GOAL:
Filter the records for lines holding the string "programmatic".

|---|

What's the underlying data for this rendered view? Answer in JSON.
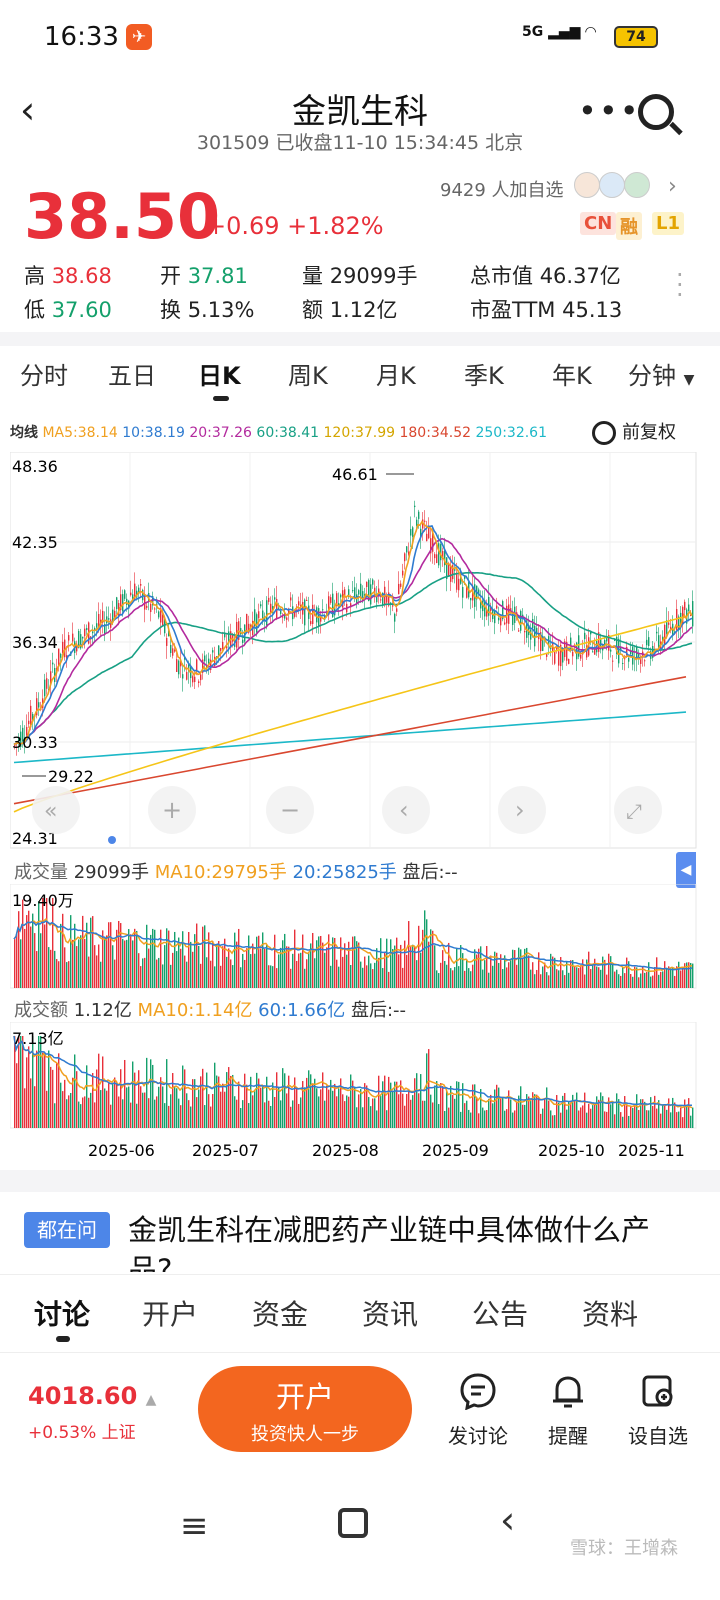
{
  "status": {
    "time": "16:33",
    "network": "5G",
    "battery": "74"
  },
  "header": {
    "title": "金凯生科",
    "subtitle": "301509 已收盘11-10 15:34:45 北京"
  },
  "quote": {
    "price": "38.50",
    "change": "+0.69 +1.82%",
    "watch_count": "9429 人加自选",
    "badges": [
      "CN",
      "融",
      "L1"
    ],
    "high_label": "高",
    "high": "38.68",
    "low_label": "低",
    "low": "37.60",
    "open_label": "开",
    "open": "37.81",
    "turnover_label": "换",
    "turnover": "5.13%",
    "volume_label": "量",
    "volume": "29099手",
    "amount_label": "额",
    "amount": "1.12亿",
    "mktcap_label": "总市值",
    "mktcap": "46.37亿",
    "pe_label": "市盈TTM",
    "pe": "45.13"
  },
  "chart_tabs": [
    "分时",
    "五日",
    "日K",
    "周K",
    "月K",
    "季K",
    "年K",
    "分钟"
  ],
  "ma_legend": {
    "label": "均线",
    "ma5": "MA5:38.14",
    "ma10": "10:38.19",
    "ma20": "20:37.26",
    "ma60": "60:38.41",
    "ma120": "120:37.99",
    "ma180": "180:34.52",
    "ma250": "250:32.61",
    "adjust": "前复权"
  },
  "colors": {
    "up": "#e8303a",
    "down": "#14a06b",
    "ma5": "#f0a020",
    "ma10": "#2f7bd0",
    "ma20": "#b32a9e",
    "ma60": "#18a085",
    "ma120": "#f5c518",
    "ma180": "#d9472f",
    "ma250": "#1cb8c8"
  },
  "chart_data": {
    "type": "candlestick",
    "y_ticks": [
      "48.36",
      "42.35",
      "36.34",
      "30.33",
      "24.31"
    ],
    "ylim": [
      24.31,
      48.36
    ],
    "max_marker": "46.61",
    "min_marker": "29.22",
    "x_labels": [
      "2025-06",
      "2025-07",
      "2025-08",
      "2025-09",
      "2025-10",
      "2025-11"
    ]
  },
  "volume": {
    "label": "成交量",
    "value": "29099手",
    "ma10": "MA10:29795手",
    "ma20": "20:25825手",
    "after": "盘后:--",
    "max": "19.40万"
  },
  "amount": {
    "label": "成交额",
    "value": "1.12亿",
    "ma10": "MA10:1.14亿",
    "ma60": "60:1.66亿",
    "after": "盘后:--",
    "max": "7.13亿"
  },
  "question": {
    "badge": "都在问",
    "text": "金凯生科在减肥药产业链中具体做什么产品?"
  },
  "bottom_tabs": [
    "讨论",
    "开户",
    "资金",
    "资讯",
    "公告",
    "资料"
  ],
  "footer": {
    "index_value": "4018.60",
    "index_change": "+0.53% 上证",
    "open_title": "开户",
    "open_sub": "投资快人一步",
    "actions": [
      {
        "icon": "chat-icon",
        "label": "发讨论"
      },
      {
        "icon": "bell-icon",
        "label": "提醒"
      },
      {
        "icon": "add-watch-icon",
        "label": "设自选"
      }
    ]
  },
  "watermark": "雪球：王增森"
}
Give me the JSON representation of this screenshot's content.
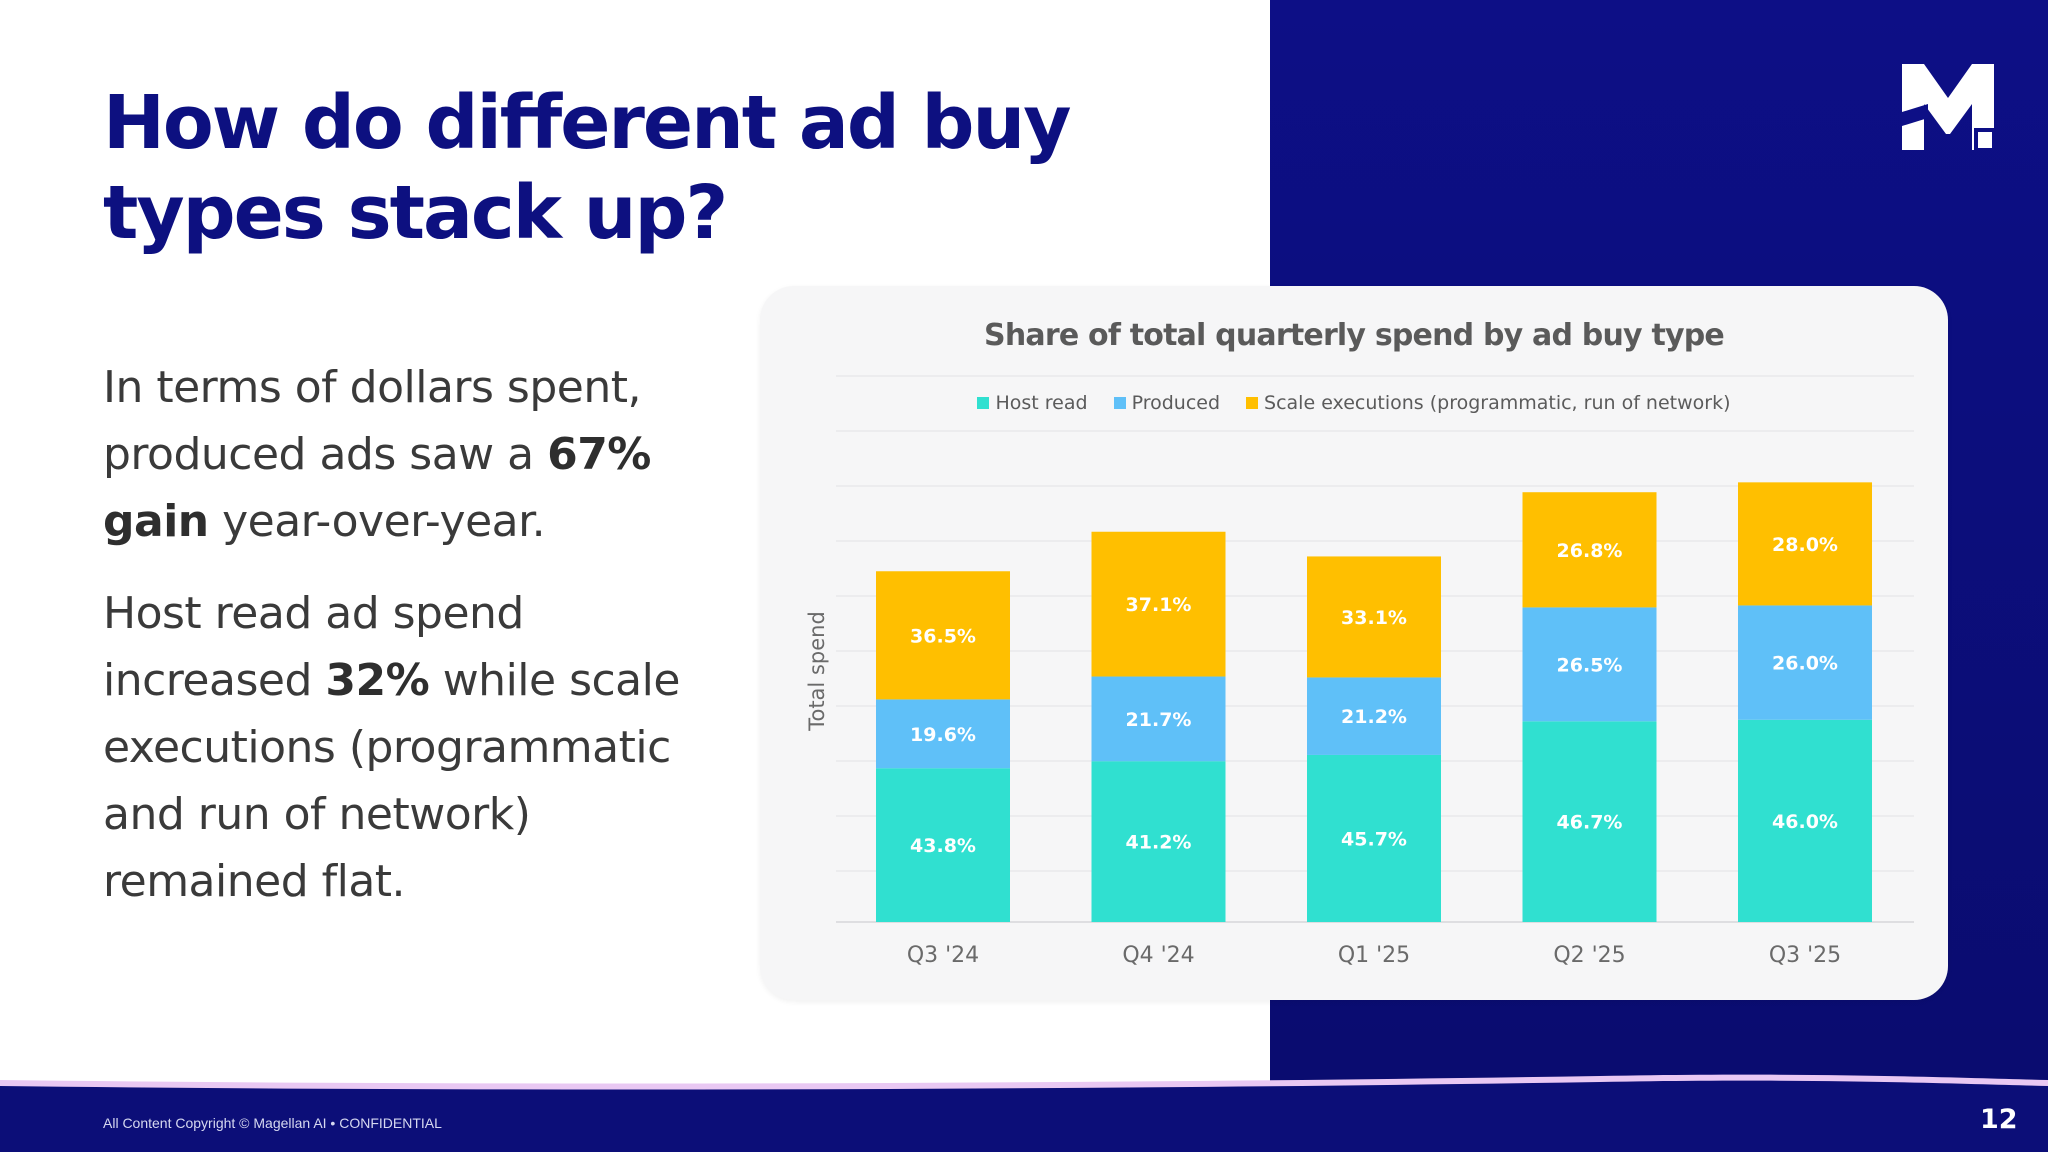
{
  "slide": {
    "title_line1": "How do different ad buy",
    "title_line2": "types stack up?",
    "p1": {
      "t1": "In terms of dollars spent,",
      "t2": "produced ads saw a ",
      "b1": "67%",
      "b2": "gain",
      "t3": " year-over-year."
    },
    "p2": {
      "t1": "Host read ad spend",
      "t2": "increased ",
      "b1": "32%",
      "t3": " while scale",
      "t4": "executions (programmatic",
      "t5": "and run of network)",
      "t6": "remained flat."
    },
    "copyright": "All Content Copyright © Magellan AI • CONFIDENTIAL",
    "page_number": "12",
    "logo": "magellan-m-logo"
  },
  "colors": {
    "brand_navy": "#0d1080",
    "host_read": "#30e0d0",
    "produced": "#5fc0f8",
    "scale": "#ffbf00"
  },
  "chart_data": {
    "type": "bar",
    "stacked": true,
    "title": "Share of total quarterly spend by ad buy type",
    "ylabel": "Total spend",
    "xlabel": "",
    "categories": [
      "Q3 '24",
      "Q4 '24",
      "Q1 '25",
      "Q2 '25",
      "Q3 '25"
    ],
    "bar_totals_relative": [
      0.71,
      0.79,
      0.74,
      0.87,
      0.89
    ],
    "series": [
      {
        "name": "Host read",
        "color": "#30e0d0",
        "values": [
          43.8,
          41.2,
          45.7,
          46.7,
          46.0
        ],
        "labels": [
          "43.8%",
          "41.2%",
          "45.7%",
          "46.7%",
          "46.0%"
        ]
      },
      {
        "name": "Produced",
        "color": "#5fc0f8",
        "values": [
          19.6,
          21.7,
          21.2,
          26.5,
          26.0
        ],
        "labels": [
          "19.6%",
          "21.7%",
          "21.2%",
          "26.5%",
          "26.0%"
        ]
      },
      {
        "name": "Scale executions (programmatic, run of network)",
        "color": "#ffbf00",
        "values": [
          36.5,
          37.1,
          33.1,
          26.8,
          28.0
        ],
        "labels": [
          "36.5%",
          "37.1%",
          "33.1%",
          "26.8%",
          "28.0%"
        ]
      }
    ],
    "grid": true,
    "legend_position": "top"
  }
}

|---|

EXERCISE RESPONSE:
      "t4": "executions (programmatic",
        "name": "Scale executions (programmatic, run of network)",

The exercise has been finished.